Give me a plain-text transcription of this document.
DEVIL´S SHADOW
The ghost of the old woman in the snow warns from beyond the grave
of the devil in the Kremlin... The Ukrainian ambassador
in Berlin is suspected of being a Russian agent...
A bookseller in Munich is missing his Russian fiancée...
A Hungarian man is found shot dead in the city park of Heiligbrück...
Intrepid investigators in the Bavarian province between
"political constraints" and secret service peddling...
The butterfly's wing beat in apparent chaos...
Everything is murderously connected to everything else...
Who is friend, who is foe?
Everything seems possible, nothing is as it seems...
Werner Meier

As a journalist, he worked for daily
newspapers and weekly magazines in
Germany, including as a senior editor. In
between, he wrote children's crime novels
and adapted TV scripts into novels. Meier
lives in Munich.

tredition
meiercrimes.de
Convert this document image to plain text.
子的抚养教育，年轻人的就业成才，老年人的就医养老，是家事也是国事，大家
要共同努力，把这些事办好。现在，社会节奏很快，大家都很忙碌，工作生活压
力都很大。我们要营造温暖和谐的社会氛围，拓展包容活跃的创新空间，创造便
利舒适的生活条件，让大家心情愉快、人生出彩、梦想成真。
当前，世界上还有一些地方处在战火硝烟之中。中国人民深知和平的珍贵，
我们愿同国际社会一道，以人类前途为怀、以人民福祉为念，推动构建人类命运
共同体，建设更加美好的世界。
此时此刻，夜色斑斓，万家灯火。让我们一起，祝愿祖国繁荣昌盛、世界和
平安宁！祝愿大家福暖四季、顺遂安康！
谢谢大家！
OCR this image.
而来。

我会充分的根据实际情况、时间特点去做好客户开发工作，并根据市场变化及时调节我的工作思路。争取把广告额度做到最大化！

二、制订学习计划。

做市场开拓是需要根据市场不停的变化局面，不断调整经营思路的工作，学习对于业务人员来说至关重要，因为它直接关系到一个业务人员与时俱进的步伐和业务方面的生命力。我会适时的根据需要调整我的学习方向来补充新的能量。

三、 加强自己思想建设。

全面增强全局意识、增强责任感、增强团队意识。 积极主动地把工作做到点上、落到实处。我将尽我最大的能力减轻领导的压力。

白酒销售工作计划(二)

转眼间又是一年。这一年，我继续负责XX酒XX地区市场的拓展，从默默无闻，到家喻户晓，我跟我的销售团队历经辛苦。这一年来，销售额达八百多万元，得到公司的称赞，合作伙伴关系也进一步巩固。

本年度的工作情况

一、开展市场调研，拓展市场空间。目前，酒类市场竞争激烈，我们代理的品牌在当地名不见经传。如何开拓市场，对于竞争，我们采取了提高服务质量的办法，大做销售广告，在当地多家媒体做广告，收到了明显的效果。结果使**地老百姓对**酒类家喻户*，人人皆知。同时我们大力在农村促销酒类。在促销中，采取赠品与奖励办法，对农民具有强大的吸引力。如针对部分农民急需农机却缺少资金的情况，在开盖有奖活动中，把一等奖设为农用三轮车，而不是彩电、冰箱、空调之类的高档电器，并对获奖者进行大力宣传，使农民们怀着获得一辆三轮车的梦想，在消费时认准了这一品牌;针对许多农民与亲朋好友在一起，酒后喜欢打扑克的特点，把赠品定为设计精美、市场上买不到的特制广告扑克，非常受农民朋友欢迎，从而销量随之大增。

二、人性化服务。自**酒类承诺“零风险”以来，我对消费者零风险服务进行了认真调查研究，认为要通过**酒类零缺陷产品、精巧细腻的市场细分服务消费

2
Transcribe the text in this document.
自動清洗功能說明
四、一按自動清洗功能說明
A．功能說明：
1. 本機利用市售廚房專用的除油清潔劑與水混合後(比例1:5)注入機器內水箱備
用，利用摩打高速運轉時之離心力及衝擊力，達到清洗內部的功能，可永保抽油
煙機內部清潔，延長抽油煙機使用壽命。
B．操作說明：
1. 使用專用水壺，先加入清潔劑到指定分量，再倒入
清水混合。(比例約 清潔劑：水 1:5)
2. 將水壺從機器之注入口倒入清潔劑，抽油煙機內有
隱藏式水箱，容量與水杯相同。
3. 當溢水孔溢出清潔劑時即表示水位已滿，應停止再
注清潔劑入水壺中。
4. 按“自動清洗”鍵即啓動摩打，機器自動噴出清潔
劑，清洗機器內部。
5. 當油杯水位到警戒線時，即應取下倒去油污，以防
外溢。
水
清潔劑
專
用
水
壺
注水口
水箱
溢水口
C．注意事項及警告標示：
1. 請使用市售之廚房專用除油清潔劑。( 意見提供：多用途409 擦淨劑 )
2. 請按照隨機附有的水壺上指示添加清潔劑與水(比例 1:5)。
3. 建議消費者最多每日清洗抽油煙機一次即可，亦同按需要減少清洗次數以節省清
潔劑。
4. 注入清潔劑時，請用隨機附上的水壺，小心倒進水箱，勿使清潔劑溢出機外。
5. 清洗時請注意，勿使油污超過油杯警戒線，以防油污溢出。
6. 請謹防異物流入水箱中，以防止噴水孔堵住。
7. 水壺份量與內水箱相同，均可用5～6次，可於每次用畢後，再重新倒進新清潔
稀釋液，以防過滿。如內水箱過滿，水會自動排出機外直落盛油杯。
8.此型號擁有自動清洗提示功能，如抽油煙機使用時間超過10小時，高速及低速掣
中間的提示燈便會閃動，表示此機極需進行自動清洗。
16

◆ Description of the task:
Filter the records above for "between" and copy every matching line.

◆ Written answer:
Intrepid investigators in the Bavarian province between
between, he wrote children's crime novels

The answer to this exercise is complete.